Saved entries:

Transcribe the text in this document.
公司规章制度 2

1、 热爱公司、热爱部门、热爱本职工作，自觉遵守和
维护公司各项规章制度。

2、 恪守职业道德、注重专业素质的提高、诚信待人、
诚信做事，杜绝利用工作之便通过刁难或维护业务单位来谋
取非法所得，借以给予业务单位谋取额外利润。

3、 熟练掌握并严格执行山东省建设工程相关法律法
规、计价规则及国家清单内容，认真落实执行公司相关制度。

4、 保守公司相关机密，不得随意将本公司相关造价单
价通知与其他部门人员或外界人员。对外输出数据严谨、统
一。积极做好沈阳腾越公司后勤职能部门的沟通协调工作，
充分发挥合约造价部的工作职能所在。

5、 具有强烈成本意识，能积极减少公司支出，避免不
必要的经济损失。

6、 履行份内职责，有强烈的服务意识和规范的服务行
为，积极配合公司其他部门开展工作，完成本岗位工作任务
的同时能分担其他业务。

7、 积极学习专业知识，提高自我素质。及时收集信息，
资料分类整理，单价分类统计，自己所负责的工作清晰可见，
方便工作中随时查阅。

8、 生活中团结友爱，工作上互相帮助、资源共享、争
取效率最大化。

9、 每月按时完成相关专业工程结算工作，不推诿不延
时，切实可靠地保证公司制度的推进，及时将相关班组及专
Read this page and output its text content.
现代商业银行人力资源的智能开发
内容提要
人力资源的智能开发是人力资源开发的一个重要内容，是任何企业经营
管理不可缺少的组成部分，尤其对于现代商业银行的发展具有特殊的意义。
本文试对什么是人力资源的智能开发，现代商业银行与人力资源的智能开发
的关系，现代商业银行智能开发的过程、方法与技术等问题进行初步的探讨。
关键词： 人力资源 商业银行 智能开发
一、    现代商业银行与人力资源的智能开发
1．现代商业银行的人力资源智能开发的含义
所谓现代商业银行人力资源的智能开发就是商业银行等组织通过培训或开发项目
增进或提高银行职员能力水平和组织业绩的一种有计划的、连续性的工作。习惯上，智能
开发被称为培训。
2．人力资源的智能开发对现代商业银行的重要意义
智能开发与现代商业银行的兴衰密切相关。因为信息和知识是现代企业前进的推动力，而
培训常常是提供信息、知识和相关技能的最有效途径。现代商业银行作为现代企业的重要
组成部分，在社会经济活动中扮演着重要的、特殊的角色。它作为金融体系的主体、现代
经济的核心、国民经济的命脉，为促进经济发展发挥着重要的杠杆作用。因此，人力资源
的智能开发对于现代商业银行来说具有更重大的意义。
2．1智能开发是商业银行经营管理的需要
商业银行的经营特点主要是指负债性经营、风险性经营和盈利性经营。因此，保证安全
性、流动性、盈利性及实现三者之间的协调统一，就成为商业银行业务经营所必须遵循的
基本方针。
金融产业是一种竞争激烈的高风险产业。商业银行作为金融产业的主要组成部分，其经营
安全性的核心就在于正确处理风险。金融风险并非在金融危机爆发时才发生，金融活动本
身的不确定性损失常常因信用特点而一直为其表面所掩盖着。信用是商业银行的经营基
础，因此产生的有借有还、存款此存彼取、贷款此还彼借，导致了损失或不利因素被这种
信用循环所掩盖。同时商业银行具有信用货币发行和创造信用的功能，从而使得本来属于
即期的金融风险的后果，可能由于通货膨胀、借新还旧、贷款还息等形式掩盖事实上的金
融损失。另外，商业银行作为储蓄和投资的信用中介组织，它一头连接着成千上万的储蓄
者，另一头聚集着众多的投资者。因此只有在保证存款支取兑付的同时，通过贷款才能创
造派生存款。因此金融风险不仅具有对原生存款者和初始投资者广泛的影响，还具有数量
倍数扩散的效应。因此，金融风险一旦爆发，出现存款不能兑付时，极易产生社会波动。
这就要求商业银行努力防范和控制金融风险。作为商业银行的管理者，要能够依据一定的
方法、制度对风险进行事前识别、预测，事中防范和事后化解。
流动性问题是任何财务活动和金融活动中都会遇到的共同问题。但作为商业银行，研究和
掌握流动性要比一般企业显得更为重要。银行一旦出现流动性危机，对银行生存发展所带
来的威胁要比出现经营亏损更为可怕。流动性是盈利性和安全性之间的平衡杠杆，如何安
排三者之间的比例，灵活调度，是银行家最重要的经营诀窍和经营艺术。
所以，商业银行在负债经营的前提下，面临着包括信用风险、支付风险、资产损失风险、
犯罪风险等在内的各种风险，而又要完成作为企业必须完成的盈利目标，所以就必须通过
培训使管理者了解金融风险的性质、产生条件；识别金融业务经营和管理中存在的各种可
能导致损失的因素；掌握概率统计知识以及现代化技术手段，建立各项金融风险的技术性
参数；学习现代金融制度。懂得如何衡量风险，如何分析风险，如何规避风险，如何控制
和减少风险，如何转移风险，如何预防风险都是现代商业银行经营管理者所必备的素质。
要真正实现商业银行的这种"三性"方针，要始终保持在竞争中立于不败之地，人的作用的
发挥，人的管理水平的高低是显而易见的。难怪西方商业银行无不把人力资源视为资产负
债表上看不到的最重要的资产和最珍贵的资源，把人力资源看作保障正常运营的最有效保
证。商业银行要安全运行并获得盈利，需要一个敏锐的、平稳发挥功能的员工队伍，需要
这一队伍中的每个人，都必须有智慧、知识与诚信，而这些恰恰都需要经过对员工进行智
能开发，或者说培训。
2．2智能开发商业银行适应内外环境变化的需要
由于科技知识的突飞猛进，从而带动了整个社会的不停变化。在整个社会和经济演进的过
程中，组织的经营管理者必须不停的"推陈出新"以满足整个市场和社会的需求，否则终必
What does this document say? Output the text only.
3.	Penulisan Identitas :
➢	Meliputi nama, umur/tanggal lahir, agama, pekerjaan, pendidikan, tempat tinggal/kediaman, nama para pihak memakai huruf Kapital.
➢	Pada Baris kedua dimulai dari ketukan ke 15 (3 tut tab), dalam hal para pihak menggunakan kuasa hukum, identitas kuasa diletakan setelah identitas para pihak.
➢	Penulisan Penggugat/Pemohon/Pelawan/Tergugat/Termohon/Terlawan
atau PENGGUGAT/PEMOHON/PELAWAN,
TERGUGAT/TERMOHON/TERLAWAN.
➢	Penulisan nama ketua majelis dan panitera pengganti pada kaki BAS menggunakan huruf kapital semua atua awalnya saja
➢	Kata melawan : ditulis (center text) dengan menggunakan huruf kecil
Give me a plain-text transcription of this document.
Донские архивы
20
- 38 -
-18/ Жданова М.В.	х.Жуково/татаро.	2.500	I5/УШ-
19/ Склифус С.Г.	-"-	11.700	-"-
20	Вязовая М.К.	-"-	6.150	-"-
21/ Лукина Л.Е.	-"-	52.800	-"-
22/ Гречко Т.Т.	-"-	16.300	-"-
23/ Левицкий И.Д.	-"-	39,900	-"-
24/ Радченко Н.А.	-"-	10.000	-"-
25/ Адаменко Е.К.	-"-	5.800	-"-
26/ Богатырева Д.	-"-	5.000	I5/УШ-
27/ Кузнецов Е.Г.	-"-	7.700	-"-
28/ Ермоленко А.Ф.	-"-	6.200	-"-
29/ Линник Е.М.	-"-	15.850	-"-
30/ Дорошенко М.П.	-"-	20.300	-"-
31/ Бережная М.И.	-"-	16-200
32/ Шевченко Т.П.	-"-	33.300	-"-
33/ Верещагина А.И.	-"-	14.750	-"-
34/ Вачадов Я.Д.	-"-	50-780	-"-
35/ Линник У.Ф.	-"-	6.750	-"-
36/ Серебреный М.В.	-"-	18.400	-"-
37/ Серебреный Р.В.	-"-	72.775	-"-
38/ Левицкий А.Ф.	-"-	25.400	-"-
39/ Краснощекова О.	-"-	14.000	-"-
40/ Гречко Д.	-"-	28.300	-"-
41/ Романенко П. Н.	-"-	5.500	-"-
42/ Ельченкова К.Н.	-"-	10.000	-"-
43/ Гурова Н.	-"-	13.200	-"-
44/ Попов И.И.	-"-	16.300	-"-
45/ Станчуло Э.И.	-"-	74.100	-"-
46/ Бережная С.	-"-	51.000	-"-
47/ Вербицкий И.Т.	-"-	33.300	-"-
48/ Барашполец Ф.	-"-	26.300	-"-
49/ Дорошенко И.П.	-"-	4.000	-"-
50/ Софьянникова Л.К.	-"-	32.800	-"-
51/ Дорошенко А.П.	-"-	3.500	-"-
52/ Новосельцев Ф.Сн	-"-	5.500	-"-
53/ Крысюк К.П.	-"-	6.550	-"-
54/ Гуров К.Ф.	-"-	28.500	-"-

### OBJECTIVE:
All lines in the data that contain the word "pihak" should be copied.

### THE SOLUTION:
➢	Meliputi nama, umur/tanggal lahir, agama, pekerjaan, pendidikan, tempat tinggal/kediaman, nama para pihak memakai huruf Kapital.
➢	Pada Baris kedua dimulai dari ketukan ke 15 (3 tut tab), dalam hal para pihak menggunakan kuasa hukum, identitas kuasa diletakan setelah identitas para pihak.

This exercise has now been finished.